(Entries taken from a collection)
▬▬▬▬▬▬

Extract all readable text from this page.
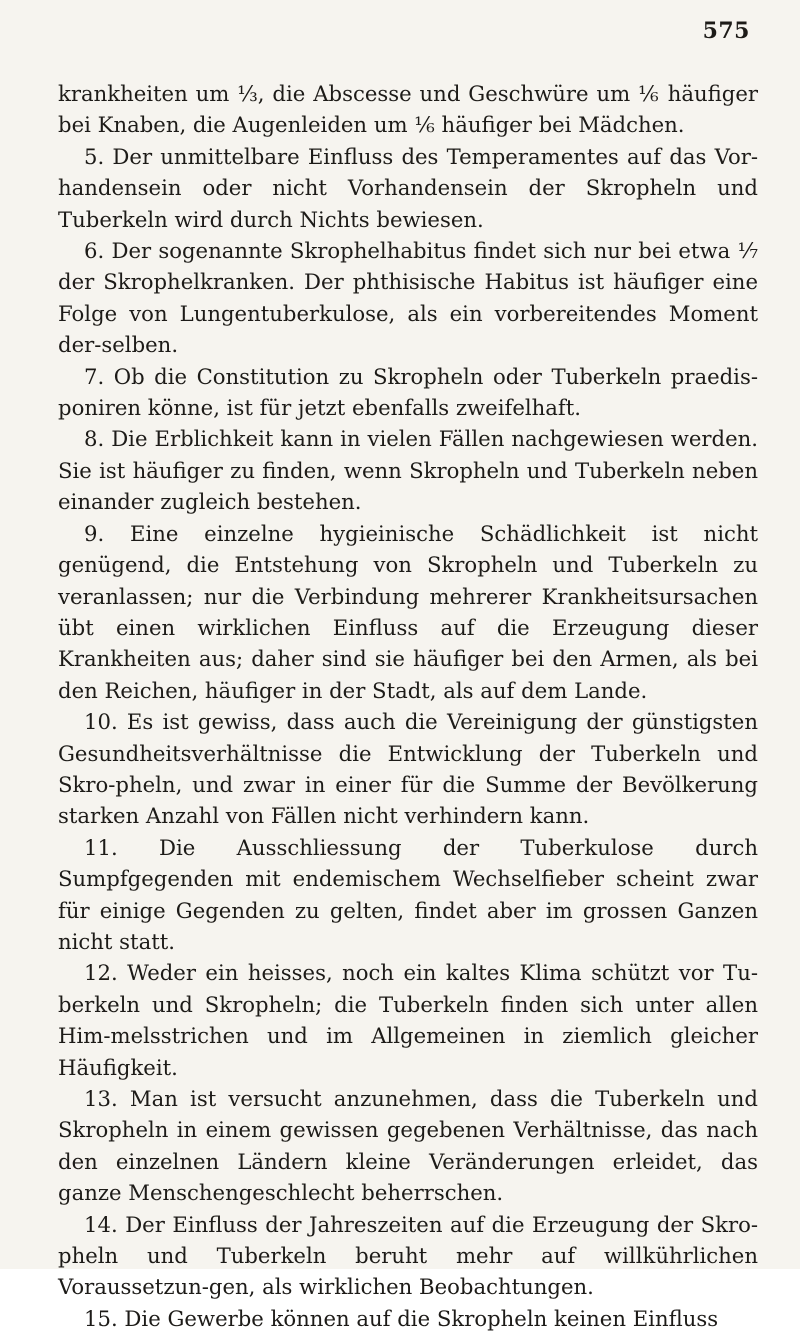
575

krankheiten um ⅓, die Abscesse und Geschwüre um ⅙ häufiger bei Knaben, die Augenleiden um ⅙ häufiger bei Mädchen.

5. Der unmittelbare Einfluss des Temperamentes auf das Vor-handensein oder nicht Vorhandensein der Skropheln und Tuberkeln wird durch Nichts bewiesen.

6. Der sogenannte Skrophelhabitus findet sich nur bei etwa ⅐ der Skrophelkranken. Der phthisische Habitus ist häufiger eine Folge von Lungentuberkulose, als ein vorbereitendes Moment der-selben.

7. Ob die Constitution zu Skropheln oder Tuberkeln praedis-poniren könne, ist für jetzt ebenfalls zweifelhaft.

8. Die Erblichkeit kann in vielen Fällen nachgewiesen werden. Sie ist häufiger zu finden, wenn Skropheln und Tuberkeln neben einander zugleich bestehen.

9. Eine einzelne hygieinische Schädlichkeit ist nicht genügend, die Entstehung von Skropheln und Tuberkeln zu veranlassen; nur die Verbindung mehrerer Krankheitsursachen übt einen wirklichen Einfluss auf die Erzeugung dieser Krankheiten aus; daher sind sie häufiger bei den Armen, als bei den Reichen, häufiger in der Stadt, als auf dem Lande.

10. Es ist gewiss, dass auch die Vereinigung der günstigsten Gesundheitsverhältnisse die Entwicklung der Tuberkeln und Skro-pheln, und zwar in einer für die Summe der Bevölkerung starken Anzahl von Fällen nicht verhindern kann.

11. Die Ausschliessung der Tuberkulose durch Sumpfgegenden mit endemischem Wechselfieber scheint zwar für einige Gegenden zu gelten, findet aber im grossen Ganzen nicht statt.

12. Weder ein heisses, noch ein kaltes Klima schützt vor Tu-berkeln und Skropheln; die Tuberkeln finden sich unter allen Him-melsstrichen und im Allgemeinen in ziemlich gleicher Häufigkeit.

13. Man ist versucht anzunehmen, dass die Tuberkeln und Skropheln in einem gewissen gegebenen Verhältnisse, das nach den einzelnen Ländern kleine Veränderungen erleidet, das ganze Menschengeschlecht beherrschen.

14. Der Einfluss der Jahreszeiten auf die Erzeugung der Skro-pheln und Tuberkeln beruht mehr auf willkührlichen Voraussetzun-gen, als wirklichen Beobachtungen.

15. Die Gewerbe können auf die Skropheln keinen Einfluss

▬▬▬▬▬▬

■ **Goal**:
Give the data again exactly as written, with all pictures left out.

■ **Answer**:
Extract all readable text from this page.
575

krankheiten um ⅓, die Abscesse und Geschwüre um ⅙ häufiger bei Knaben, die Augenleiden um ⅙ häufiger bei Mädchen.

5. Der unmittelbare Einfluss des Temperamentes auf das Vor-handensein oder nicht Vorhandensein der Skropheln und Tuberkeln wird durch Nichts bewiesen.

6. Der sogenannte Skrophelhabitus findet sich nur bei etwa ⅐ der Skrophelkranken. Der phthisische Habitus ist häufiger eine Folge von Lungentuberkulose, als ein vorbereitendes Moment der-selben.

7. Ob die Constitution zu Skropheln oder Tuberkeln praedis-poniren könne, ist für jetzt ebenfalls zweifelhaft.

8. Die Erblichkeit kann in vielen Fällen nachgewiesen werden. Sie ist häufiger zu finden, wenn Skropheln und Tuberkeln neben einander zugleich bestehen.

9. Eine einzelne hygieinische Schädlichkeit ist nicht genügend, die Entstehung von Skropheln und Tuberkeln zu veranlassen; nur die Verbindung mehrerer Krankheitsursachen übt einen wirklichen Einfluss auf die Erzeugung dieser Krankheiten aus; daher sind sie häufiger bei den Armen, als bei den Reichen, häufiger in der Stadt, als auf dem Lande.

10. Es ist gewiss, dass auch die Vereinigung der günstigsten Gesundheitsverhältnisse die Entwicklung der Tuberkeln und Skro-pheln, und zwar in einer für die Summe der Bevölkerung starken Anzahl von Fällen nicht verhindern kann.

11. Die Ausschliessung der Tuberkulose durch Sumpfgegenden mit endemischem Wechselfieber scheint zwar für einige Gegenden zu gelten, findet aber im grossen Ganzen nicht statt.

12. Weder ein heisses, noch ein kaltes Klima schützt vor Tu-berkeln und Skropheln; die Tuberkeln finden sich unter allen Him-melsstrichen und im Allgemeinen in ziemlich gleicher Häufigkeit.

13. Man ist versucht anzunehmen, dass die Tuberkeln und Skropheln in einem gewissen gegebenen Verhältnisse, das nach den einzelnen Ländern kleine Veränderungen erleidet, das ganze Menschengeschlecht beherrschen.

14. Der Einfluss der Jahreszeiten auf die Erzeugung der Skro-pheln und Tuberkeln beruht mehr auf willkührlichen Voraussetzun-gen, als wirklichen Beobachtungen.

15. Die Gewerbe können auf die Skropheln keinen Einfluss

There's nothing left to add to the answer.